Pictures should be excluded; otherwise, copy every entry exactly.
[Start Dataset entries]
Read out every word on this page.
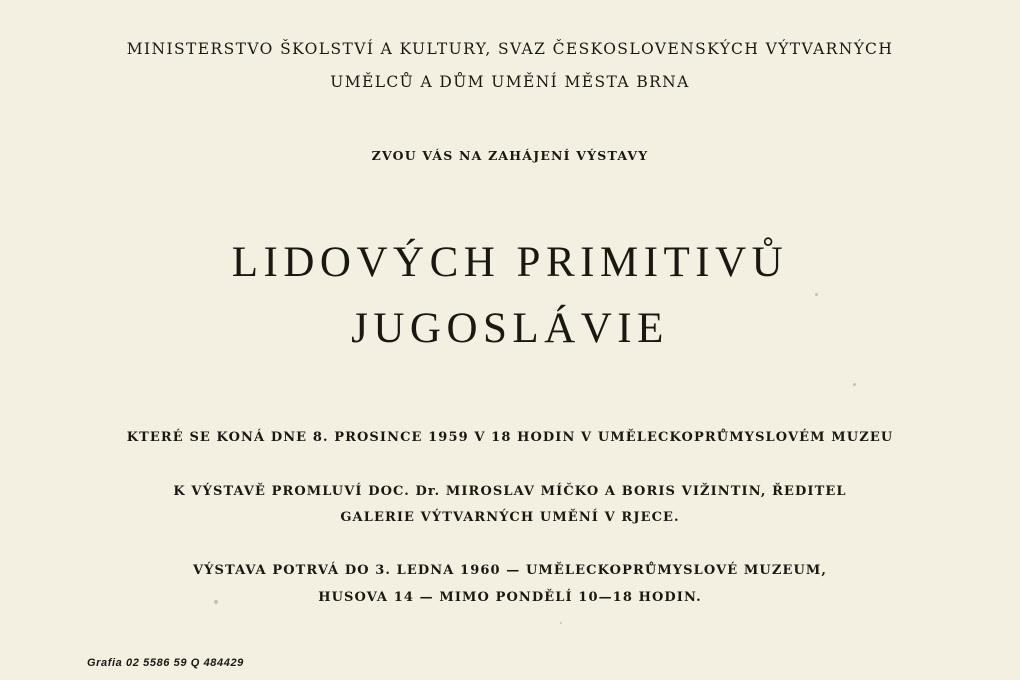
MINISTERSTVO ŠKOLSTVÍ A KULTURY, SVAZ ČESKOSLOVENSKÝCH VÝTVARNÝCH
UMĚLCŮ A DŮM UMĚNÍ MĚSTA BRNA
ZVOU VÁS NA ZAHÁJENÍ VÝSTAVY
LIDOVÝCH PRIMITIVŮ
JUGOSLÁVIE
KTERÉ SE KONÁ DNE 8. PROSINCE 1959 V 18 HODIN V UMĚLECKOPRŮMYSLOVÉM MUZEU
K VÝSTAVĚ PROMLUVÍ DOC. Dr. MIROSLAV MÍČKO A BORIS VIŽINTIN, ŘEDITEL
GALERIE VÝTVARNÝCH UMĚNÍ V RJECE.
VÝSTAVA POTRVÁ DO 3. LEDNA 1960 — UMĚLECKOPRŮMYSLOVÉ MUZEUM,
HUSOVA 14 — MIMO PONDĚLÍ 10—18 HODIN.
Grafia 02 5586 59 Q 484429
[End Dataset entries]
_Exercise output_
Read out every word on this page.
MINISTERSTVO ŠKOLSTVÍ A KULTURY, SVAZ ČESKOSLOVENSKÝCH VÝTVARNÝCH
UMĚLCŮ A DŮM UMĚNÍ MĚSTA BRNA
ZVOU VÁS NA ZAHÁJENÍ VÝSTAVY
LIDOVÝCH PRIMITIVŮ
JUGOSLÁVIE
KTERÉ SE KONÁ DNE 8. PROSINCE 1959 V 18 HODIN V UMĚLECKOPRŮMYSLOVÉM MUZEU
K VÝSTAVĚ PROMLUVÍ DOC. Dr. MIROSLAV MÍČKO A BORIS VIŽINTIN, ŘEDITEL
GALERIE VÝTVARNÝCH UMĚNÍ V RJECE.
VÝSTAVA POTRVÁ DO 3. LEDNA 1960 — UMĚLECKOPRŮMYSLOVÉ MUZEUM,
HUSOVA 14 — MIMO PONDĚLÍ 10—18 HODIN.
Grafia 02 5586 59 Q 484429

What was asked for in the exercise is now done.